- DATASET -

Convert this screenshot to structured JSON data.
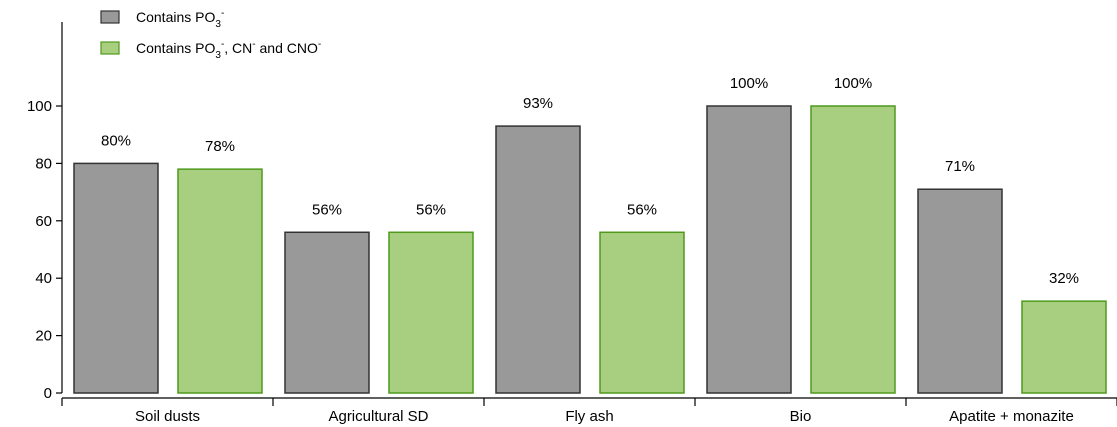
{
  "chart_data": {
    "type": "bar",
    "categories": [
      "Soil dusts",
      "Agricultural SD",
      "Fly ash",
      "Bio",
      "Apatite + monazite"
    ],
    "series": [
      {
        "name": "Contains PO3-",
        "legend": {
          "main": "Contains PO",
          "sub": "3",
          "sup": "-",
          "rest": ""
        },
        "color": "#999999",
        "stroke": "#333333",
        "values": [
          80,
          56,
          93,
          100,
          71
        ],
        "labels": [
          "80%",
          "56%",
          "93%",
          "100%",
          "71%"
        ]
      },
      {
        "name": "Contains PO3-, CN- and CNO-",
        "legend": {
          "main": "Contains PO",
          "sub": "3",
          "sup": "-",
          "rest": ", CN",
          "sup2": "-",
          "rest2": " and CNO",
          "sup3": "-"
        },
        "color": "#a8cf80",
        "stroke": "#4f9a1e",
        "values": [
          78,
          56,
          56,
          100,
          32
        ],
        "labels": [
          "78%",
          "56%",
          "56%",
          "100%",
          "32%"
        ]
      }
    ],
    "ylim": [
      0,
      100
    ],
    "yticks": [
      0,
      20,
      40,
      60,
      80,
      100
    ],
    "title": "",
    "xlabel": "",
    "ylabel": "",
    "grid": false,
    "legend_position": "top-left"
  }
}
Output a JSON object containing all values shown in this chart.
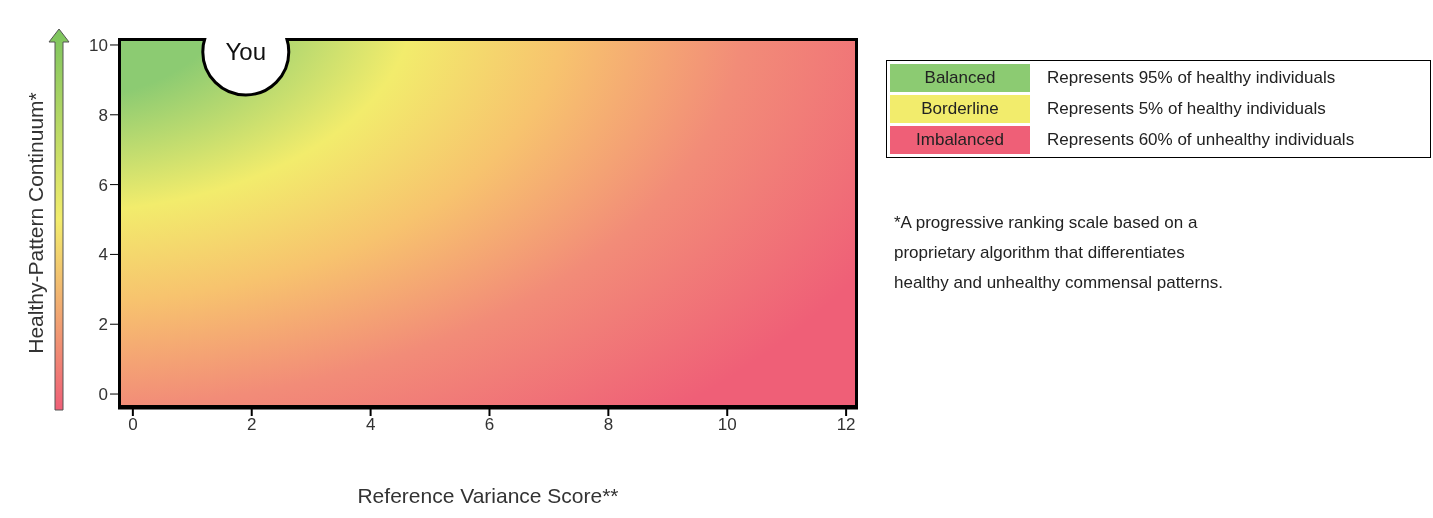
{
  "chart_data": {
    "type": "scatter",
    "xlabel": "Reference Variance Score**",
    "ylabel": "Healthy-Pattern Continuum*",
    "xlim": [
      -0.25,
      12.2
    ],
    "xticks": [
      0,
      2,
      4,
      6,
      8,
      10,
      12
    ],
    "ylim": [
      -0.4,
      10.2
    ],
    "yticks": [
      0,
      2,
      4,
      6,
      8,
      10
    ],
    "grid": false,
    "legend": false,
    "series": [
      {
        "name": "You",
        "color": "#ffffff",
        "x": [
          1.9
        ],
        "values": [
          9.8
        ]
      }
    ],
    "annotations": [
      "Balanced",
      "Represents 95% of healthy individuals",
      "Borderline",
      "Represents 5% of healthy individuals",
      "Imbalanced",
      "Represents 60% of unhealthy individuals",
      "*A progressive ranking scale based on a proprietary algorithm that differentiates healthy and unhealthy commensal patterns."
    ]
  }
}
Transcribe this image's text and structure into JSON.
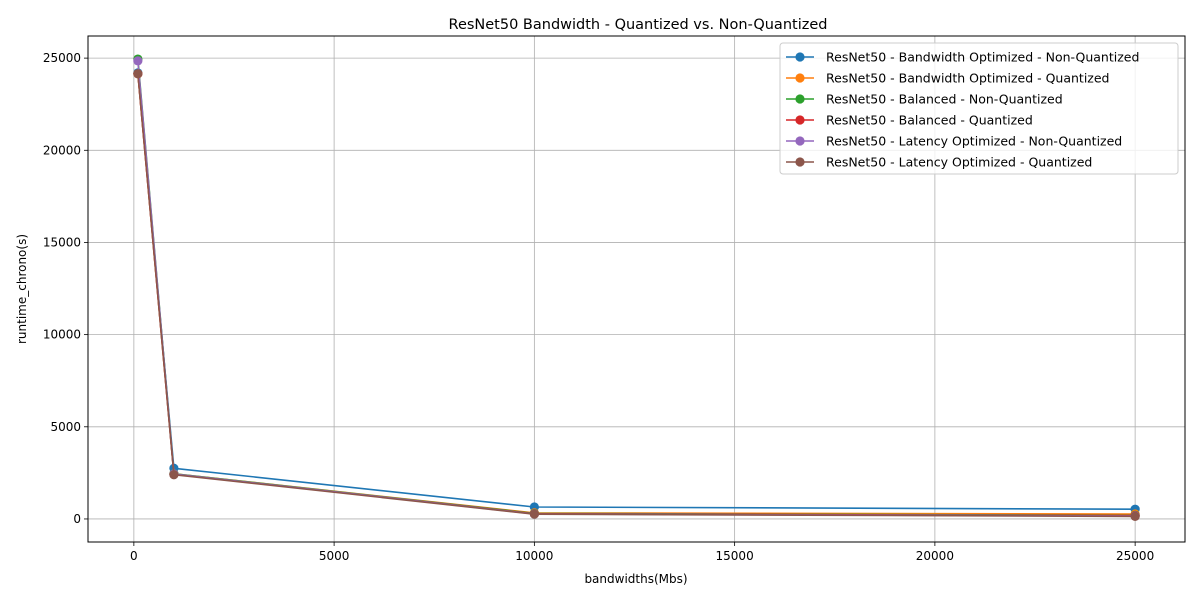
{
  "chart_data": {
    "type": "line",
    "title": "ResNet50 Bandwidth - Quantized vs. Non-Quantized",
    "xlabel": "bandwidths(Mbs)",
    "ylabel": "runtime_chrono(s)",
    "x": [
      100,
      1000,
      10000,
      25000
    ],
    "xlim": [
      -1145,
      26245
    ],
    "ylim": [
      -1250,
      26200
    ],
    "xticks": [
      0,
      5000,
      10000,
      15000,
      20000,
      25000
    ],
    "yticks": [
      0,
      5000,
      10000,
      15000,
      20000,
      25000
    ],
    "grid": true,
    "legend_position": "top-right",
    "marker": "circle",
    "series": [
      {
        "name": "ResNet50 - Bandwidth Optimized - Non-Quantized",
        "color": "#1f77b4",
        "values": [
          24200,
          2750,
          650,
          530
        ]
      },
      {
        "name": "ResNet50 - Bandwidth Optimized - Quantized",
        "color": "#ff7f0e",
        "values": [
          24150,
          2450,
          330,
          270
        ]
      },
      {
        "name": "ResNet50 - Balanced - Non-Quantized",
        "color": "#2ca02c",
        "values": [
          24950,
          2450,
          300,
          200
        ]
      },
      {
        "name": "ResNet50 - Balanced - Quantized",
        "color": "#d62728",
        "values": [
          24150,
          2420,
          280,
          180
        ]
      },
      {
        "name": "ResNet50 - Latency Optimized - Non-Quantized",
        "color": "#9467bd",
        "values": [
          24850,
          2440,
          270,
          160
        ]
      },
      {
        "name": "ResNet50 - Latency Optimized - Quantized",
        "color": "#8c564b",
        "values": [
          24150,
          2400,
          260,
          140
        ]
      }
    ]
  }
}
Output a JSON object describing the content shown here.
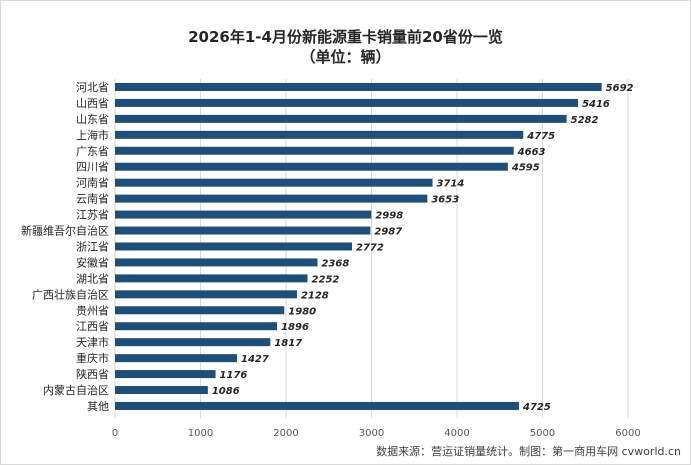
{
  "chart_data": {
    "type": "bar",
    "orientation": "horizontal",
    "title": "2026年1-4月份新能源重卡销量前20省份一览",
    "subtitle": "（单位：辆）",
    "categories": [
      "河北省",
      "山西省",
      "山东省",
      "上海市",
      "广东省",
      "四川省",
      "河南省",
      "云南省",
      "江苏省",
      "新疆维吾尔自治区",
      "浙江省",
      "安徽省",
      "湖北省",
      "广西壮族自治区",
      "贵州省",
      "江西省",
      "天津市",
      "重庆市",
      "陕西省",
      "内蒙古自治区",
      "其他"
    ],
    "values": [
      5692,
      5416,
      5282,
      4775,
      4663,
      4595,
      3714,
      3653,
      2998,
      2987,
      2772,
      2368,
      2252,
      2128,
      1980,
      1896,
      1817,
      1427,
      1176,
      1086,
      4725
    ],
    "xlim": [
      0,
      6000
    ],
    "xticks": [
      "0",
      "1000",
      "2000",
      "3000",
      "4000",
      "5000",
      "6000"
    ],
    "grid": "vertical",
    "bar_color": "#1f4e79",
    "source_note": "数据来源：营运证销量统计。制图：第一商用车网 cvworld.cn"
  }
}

- REQUIRED WORK -
Find the lines containing "name" and pull them out.

- TASK OUTPUT -
        "name": "Contains PO3-",
        "name": "Contains PO3-, CN- and CNO-",
        "name": "You",
        "name": "ResNet50 - Bandwidth Optimized - Non-Quantized",
        "name": "ResNet50 - Bandwidth Optimized - Quantized",
        "name": "ResNet50 - Balanced - Non-Quantized",
        "name": "ResNet50 - Balanced - Quantized",
        "name": "ResNet50 - Latency Optimized - Non-Quantized",
        "name": "ResNet50 - Latency Optimized - Quantized",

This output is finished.